Duplicate every line of the material below without any changes, and leave the pictures out of your answer.

Dataset rows

#####

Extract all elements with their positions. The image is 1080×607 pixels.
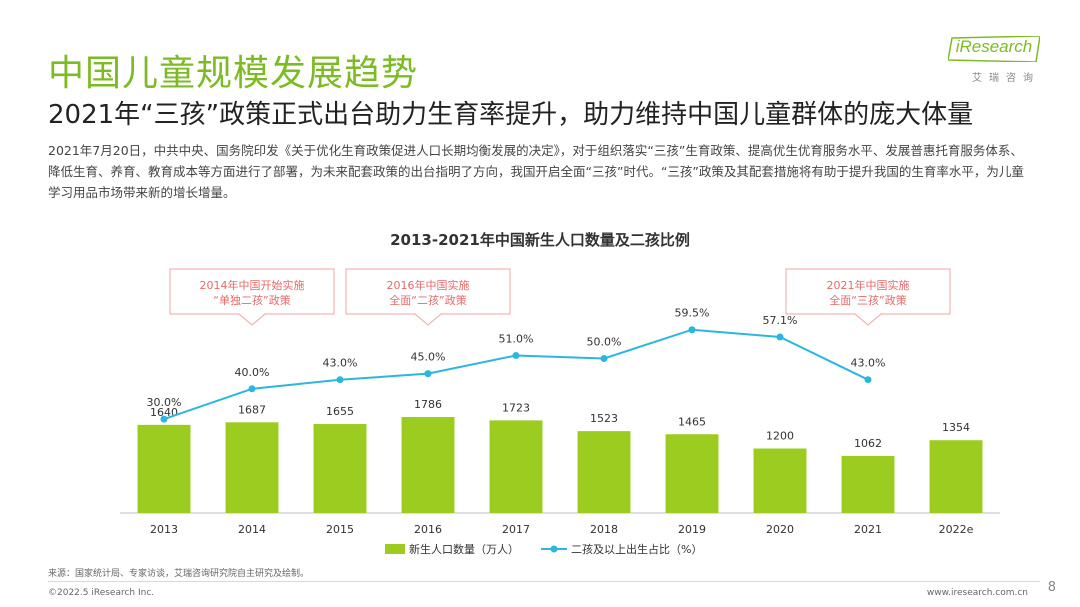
bar	[753, 448, 807, 513]
legend-line-marker	[550, 545, 558, 553]
legend-line-label: 二孩及以上出生占比（%）	[571, 542, 702, 556]
ratio-point	[864, 376, 872, 384]
x-tick-label: 2022e	[939, 523, 974, 536]
policy-callout-line: 全面“三孩”政策	[829, 293, 906, 307]
ratio-value-label: 40.0%	[235, 366, 270, 379]
body-paragraph: 2021年7月20日，中共中央、国务院印发《关于优化生育政策促进人口长期均衡发展…	[48, 143, 1024, 200]
source-note: 来源：国家统计局、专家访谈，艾瑞咨询研究院自主研究及绘制。	[48, 569, 310, 579]
logo-subtext: 艾瑞咨询	[972, 73, 1040, 84]
policy-callout-line: 2016年中国实施	[387, 278, 470, 292]
chart-title: 2013-2021年中国新生人口数量及二孩比例	[390, 231, 690, 249]
footer-divider	[48, 581, 1040, 582]
bar-value-label: 1354	[942, 421, 970, 434]
bar-value-label: 1687	[238, 403, 266, 416]
ratio-value-label: 51.0%	[499, 332, 534, 345]
x-tick-label: 2014	[238, 523, 266, 536]
ratio-value-label: 43.0%	[851, 357, 886, 370]
ratio-value-label: 45.0%	[411, 351, 446, 364]
legend-bar-swatch	[385, 544, 405, 554]
bar	[313, 424, 367, 513]
policy-callout	[169, 268, 335, 326]
policy-callout-line: “单独二孩”政策	[213, 293, 290, 307]
bar-value-label: 1523	[590, 412, 618, 425]
x-tick-label: 2016	[414, 523, 442, 536]
bar-value-label: 1062	[854, 437, 882, 450]
ratio-point	[248, 385, 256, 393]
x-tick-label: 2017	[502, 523, 530, 536]
bar	[841, 455, 895, 513]
ratio-point	[336, 376, 344, 384]
policy-callout-line: 2014年中国开始实施	[200, 278, 305, 292]
page-title: 中国儿童规模发展趋势	[48, 53, 419, 94]
page-number: 8	[1047, 580, 1056, 595]
ratio-point	[600, 355, 608, 362]
page-subtitle: 2021年“三孩”政策正式出台助力生育率提升，助力维持中国儿童群体的庞大体量	[48, 100, 974, 130]
bar	[577, 431, 631, 513]
ratio-point	[160, 415, 168, 423]
bar	[137, 424, 191, 513]
ratio-value-label: 43.0%	[323, 357, 358, 370]
website-link[interactable]: www.iresearch.com.cn	[926, 588, 1028, 598]
bar	[225, 422, 279, 513]
x-tick-label: 2020	[766, 523, 794, 536]
x-tick-label: 2013	[150, 523, 178, 536]
ratio-value-label: 57.1%	[763, 314, 798, 327]
policy-callout	[345, 268, 511, 326]
policy-callout-line: 2021年中国实施	[827, 278, 910, 292]
ratio-value-label: 30.0%	[147, 396, 182, 409]
ratio-value-label: 59.5%	[675, 307, 710, 320]
x-tick-label: 2019	[678, 523, 706, 536]
ratio-point	[688, 326, 696, 334]
bar	[489, 420, 543, 513]
logo-banner-icon	[948, 36, 1040, 62]
logo-text: iResearch	[955, 37, 1033, 56]
iresearch-logo: iResearch 艾瑞咨询	[940, 36, 1040, 88]
x-tick-label: 2021	[854, 523, 882, 536]
x-tick-label: 2018	[590, 523, 618, 536]
ratio-point	[512, 351, 520, 359]
bar	[929, 440, 983, 513]
bar-value-label: 1200	[766, 429, 794, 442]
ratio-value-label: 50.0%	[587, 336, 622, 349]
x-tick-label: 2015	[326, 523, 354, 536]
bar	[401, 417, 455, 513]
policy-callout-line: 全面“二孩”政策	[389, 293, 466, 307]
policy-callout	[785, 268, 951, 326]
bar-value-label: 1723	[502, 401, 530, 414]
ratio-point	[424, 370, 432, 378]
bar	[665, 434, 719, 513]
ratio-point	[776, 333, 784, 341]
bar-value-label: 1655	[326, 405, 354, 418]
legend-bar-label: 新生人口数量（万人）	[409, 542, 519, 556]
bar-value-label: 1786	[414, 398, 442, 411]
bar-value-label: 1465	[678, 415, 706, 428]
copyright-text: ©2022.5 iResearch Inc.	[48, 588, 155, 598]
bar-value-label: 1640	[150, 406, 178, 419]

#####

**Solution for this exercise:**
Extract all elements with their positions. The image is 1080×607 pixels.
bar	[753, 448, 807, 513]
legend-line-marker	[550, 545, 558, 553]
legend-line-label: 二孩及以上出生占比（%）	[571, 542, 702, 556]
ratio-point	[864, 376, 872, 384]
x-tick-label: 2022e	[939, 523, 974, 536]
policy-callout-line: 全面“三孩”政策	[829, 293, 906, 307]
ratio-value-label: 40.0%	[235, 366, 270, 379]
body-paragraph: 2021年7月20日，中共中央、国务院印发《关于优化生育政策促进人口长期均衡发展…	[48, 143, 1024, 200]
source-note: 来源：国家统计局、专家访谈，艾瑞咨询研究院自主研究及绘制。	[48, 569, 310, 579]
logo-subtext: 艾瑞咨询	[972, 73, 1040, 84]
policy-callout-line: 2016年中国实施	[387, 278, 470, 292]
chart-title: 2013-2021年中国新生人口数量及二孩比例	[390, 231, 690, 249]
footer-divider	[48, 581, 1040, 582]
bar-value-label: 1354	[942, 421, 970, 434]
bar-value-label: 1687	[238, 403, 266, 416]
ratio-value-label: 51.0%	[499, 332, 534, 345]
x-tick-label: 2014	[238, 523, 266, 536]
ratio-value-label: 43.0%	[851, 357, 886, 370]
ratio-value-label: 45.0%	[411, 351, 446, 364]
legend-bar-swatch	[385, 544, 405, 554]
bar	[313, 424, 367, 513]
policy-callout	[169, 268, 335, 326]
policy-callout-line: “单独二孩”政策	[213, 293, 290, 307]
bar-value-label: 1523	[590, 412, 618, 425]
x-tick-label: 2016	[414, 523, 442, 536]
bar-value-label: 1062	[854, 437, 882, 450]
ratio-point	[248, 385, 256, 393]
x-tick-label: 2017	[502, 523, 530, 536]
bar	[841, 455, 895, 513]
ratio-point	[336, 376, 344, 384]
policy-callout-line: 2014年中国开始实施	[200, 278, 305, 292]
page-title: 中国儿童规模发展趋势	[48, 53, 419, 94]
page-number: 8	[1047, 580, 1056, 595]
ratio-point	[600, 355, 608, 362]
page-subtitle: 2021年“三孩”政策正式出台助力生育率提升，助力维持中国儿童群体的庞大体量	[48, 100, 974, 130]
bar	[577, 431, 631, 513]
ratio-point	[160, 415, 168, 423]
bar	[137, 424, 191, 513]
ratio-value-label: 43.0%	[323, 357, 358, 370]
website-link[interactable]: www.iresearch.com.cn	[926, 588, 1028, 598]
bar	[225, 422, 279, 513]
x-tick-label: 2020	[766, 523, 794, 536]
x-tick-label: 2013	[150, 523, 178, 536]
ratio-value-label: 57.1%	[763, 314, 798, 327]
policy-callout	[345, 268, 511, 326]
policy-callout-line: 2021年中国实施	[827, 278, 910, 292]
ratio-value-label: 30.0%	[147, 396, 182, 409]
ratio-value-label: 59.5%	[675, 307, 710, 320]
x-tick-label: 2019	[678, 523, 706, 536]
ratio-point	[688, 326, 696, 334]
bar	[489, 420, 543, 513]
logo-banner-icon	[948, 36, 1040, 62]
logo-text: iResearch	[955, 37, 1033, 56]
iresearch-logo: iResearch 艾瑞咨询	[940, 36, 1040, 88]
x-tick-label: 2021	[854, 523, 882, 536]
x-tick-label: 2018	[590, 523, 618, 536]
ratio-point	[512, 351, 520, 359]
bar	[929, 440, 983, 513]
bar-value-label: 1200	[766, 429, 794, 442]
ratio-value-label: 50.0%	[587, 336, 622, 349]
x-tick-label: 2015	[326, 523, 354, 536]
bar	[401, 417, 455, 513]
policy-callout-line: 全面“二孩”政策	[389, 293, 466, 307]
policy-callout	[785, 268, 951, 326]
bar-value-label: 1723	[502, 401, 530, 414]
ratio-point	[424, 370, 432, 378]
bar	[665, 434, 719, 513]
ratio-point	[776, 333, 784, 341]
bar-value-label: 1655	[326, 405, 354, 418]
legend-bar-label: 新生人口数量（万人）	[409, 542, 519, 556]
bar-value-label: 1786	[414, 398, 442, 411]
bar-value-label: 1465	[678, 415, 706, 428]
copyright-text: ©2022.5 iResearch Inc.	[48, 588, 155, 598]
bar-value-label: 1640	[150, 406, 178, 419]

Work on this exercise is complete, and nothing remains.